▸ **Stated problem**
Swap "flame-icon" for "fire-icon" in the stretch from the line containing "tab-label: 健康商城: [224, 1476, 316, 1502]" through the line containing "calendar-today-icon: 今: [90, 305, 142, 358]", and return only those lines with everything else unchanged.

Element position data
┌────────

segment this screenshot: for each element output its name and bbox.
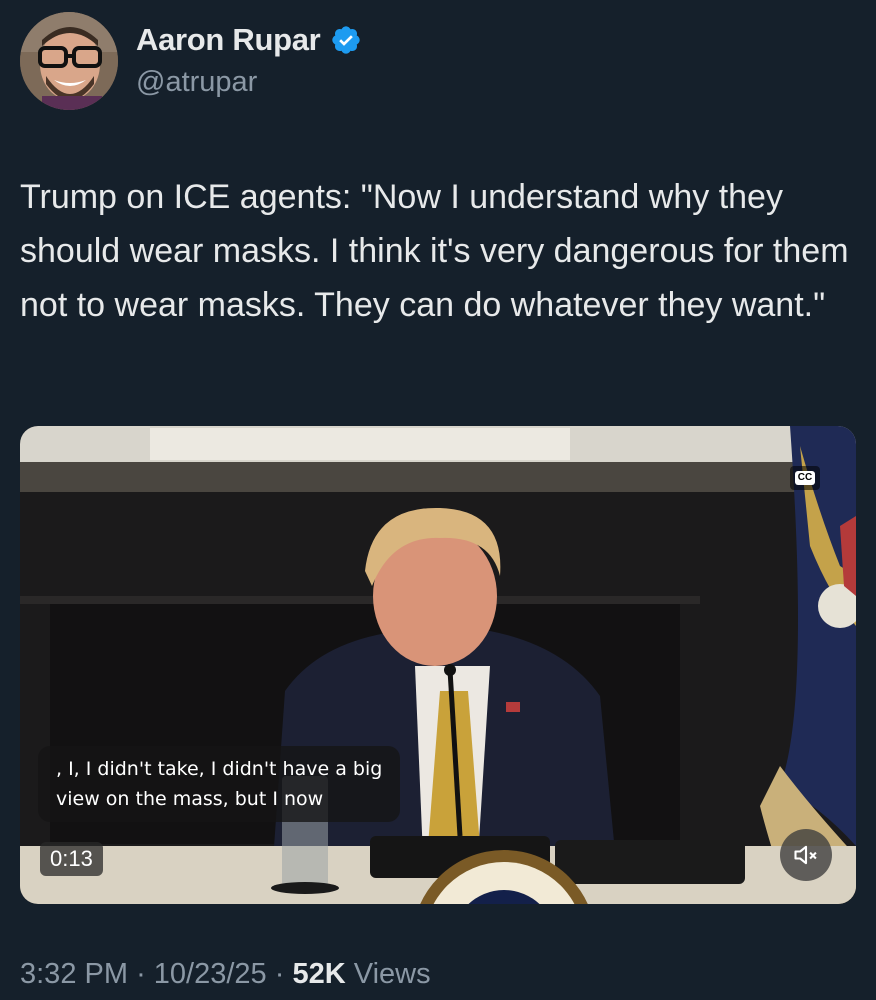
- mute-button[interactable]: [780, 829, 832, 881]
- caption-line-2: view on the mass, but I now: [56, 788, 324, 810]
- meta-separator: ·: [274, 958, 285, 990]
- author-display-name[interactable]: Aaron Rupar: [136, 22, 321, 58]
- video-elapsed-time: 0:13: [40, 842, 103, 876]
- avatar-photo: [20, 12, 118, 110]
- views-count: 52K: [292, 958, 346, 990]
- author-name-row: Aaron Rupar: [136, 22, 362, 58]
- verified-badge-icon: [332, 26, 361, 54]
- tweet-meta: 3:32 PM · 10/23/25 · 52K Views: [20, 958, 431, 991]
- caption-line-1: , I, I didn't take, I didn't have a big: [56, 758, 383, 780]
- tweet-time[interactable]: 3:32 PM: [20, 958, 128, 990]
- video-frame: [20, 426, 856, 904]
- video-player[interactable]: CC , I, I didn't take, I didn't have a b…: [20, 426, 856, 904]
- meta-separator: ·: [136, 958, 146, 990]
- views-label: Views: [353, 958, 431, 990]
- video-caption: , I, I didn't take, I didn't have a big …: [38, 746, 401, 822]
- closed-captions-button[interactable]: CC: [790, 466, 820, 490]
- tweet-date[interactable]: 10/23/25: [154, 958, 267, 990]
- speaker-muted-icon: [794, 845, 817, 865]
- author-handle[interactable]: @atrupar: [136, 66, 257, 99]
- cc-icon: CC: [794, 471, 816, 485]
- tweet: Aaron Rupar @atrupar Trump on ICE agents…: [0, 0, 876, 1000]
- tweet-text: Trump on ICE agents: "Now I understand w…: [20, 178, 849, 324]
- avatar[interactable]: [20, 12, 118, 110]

└────────
┌────────

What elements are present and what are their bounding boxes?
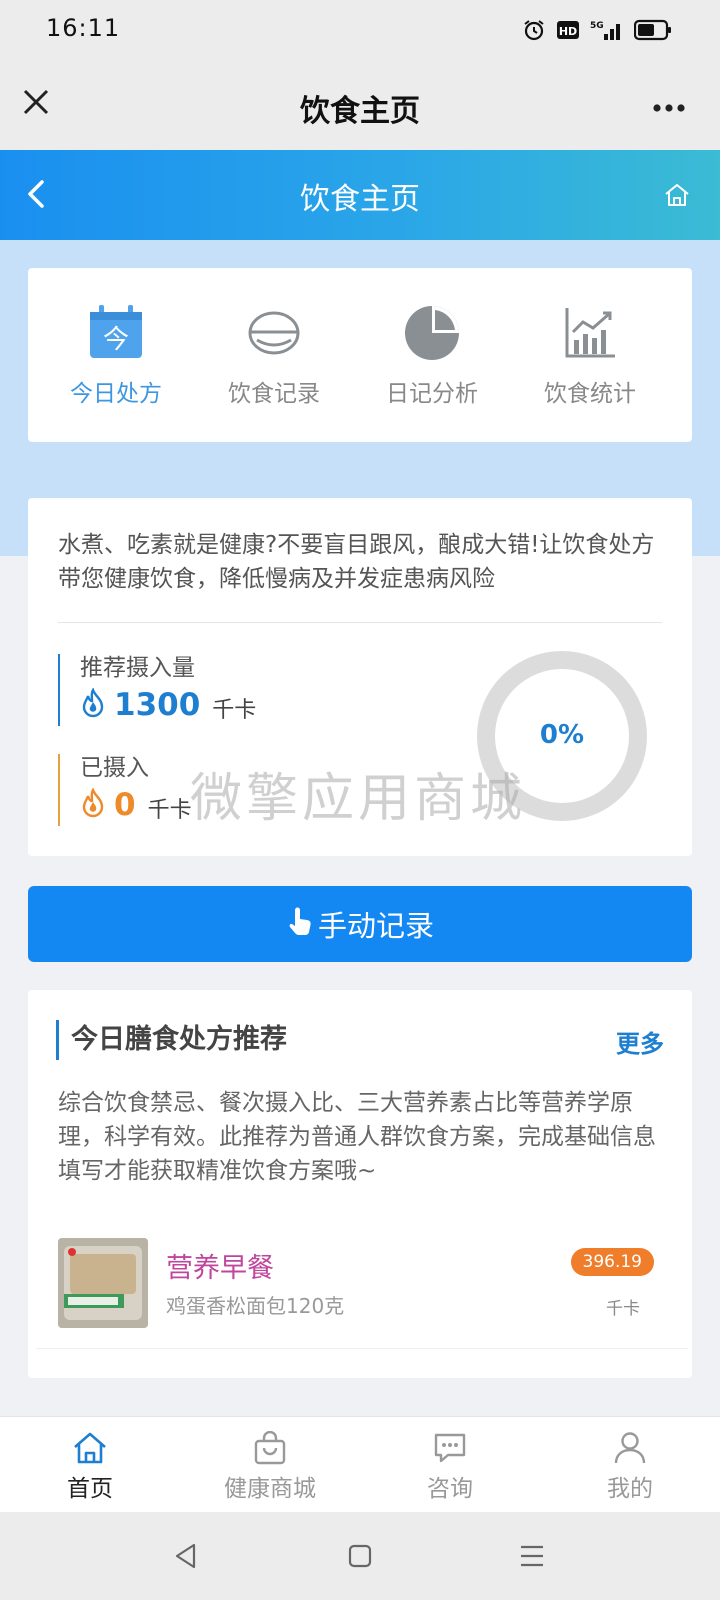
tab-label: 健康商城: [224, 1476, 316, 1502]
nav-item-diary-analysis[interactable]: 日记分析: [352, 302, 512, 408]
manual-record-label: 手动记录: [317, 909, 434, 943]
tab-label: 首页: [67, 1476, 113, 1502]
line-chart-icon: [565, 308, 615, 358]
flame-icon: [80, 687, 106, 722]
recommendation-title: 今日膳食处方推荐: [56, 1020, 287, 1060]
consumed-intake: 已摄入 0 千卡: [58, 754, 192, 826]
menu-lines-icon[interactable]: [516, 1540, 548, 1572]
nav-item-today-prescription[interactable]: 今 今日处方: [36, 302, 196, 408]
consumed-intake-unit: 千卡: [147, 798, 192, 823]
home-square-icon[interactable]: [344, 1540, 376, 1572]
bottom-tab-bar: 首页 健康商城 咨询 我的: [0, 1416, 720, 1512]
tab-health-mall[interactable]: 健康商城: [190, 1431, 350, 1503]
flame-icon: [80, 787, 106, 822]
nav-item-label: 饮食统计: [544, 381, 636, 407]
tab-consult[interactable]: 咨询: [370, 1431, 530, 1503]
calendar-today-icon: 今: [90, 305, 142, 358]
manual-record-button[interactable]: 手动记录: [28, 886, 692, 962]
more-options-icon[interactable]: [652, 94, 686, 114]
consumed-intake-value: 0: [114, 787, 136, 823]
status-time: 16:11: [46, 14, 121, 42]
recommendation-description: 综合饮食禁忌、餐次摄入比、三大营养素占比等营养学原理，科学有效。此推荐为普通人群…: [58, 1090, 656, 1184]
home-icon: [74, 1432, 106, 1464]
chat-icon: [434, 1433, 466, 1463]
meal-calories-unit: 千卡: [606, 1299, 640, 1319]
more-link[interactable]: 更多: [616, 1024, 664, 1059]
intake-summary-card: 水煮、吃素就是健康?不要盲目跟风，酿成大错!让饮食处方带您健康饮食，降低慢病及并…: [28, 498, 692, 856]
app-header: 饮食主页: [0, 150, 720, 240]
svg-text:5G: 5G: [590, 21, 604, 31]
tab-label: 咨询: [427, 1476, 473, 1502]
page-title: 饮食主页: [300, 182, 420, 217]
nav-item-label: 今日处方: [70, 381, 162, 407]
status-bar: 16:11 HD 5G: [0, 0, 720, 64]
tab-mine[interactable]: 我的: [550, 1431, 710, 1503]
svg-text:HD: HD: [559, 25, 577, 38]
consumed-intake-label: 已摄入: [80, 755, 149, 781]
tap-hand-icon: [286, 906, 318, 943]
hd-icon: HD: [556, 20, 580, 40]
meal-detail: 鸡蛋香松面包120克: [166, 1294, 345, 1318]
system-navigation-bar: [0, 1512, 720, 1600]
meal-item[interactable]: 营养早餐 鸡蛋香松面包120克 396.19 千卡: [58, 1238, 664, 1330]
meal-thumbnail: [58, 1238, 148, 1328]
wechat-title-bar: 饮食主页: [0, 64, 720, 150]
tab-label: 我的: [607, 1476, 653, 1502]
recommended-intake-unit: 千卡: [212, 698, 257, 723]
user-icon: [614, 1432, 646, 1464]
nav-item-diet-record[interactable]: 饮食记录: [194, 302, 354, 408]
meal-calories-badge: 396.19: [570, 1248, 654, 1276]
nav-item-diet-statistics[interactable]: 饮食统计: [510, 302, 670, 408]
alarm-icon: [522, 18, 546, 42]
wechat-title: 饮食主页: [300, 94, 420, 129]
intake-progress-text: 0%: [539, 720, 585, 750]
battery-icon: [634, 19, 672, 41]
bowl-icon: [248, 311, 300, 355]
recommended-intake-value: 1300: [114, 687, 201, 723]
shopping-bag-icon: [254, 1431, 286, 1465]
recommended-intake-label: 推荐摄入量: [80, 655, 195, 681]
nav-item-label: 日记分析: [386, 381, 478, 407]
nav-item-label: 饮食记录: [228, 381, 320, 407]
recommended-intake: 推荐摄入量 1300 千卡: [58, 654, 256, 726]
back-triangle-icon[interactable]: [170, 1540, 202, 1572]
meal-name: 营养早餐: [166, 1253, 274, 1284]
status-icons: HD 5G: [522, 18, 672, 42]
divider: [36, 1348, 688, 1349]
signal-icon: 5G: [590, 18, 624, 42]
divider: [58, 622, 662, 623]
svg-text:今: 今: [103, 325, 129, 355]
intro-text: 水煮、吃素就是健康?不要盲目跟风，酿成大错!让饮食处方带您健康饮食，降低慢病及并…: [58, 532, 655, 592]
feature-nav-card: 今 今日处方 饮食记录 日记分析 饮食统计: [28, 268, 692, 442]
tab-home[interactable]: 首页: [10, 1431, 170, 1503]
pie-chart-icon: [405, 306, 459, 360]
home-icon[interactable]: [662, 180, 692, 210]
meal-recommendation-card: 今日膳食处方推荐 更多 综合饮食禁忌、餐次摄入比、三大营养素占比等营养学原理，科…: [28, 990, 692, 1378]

└────────

▸ **Solved exercise**
tab-label: 健康商城: [224, 1476, 316, 1502]
nav-item-diary-analysis[interactable]: 日记分析: [352, 302, 512, 408]
manual-record-label: 手动记录: [317, 909, 434, 943]
tab-label: 首页: [67, 1476, 113, 1502]
line-chart-icon: [565, 308, 615, 358]
fire-icon: [80, 687, 106, 722]
recommendation-title: 今日膳食处方推荐: [56, 1020, 287, 1060]
consumed-intake: 已摄入 0 千卡: [58, 754, 192, 826]
menu-lines-icon[interactable]: [516, 1540, 548, 1572]
nav-item-today-prescription[interactable]: 今 今日处方: [36, 302, 196, 408]
consumed-intake-unit: 千卡: [147, 798, 192, 823]
home-square-icon[interactable]: [344, 1540, 376, 1572]
bottom-tab-bar: 首页 健康商城 咨询 我的: [0, 1416, 720, 1512]
tab-health-mall[interactable]: 健康商城: [190, 1431, 350, 1503]
fire-icon: [80, 787, 106, 822]
nav-item-label: 饮食统计: [544, 381, 636, 407]
tab-consult[interactable]: 咨询: [370, 1431, 530, 1503]
calendar-today-icon: 今: [90, 305, 142, 358]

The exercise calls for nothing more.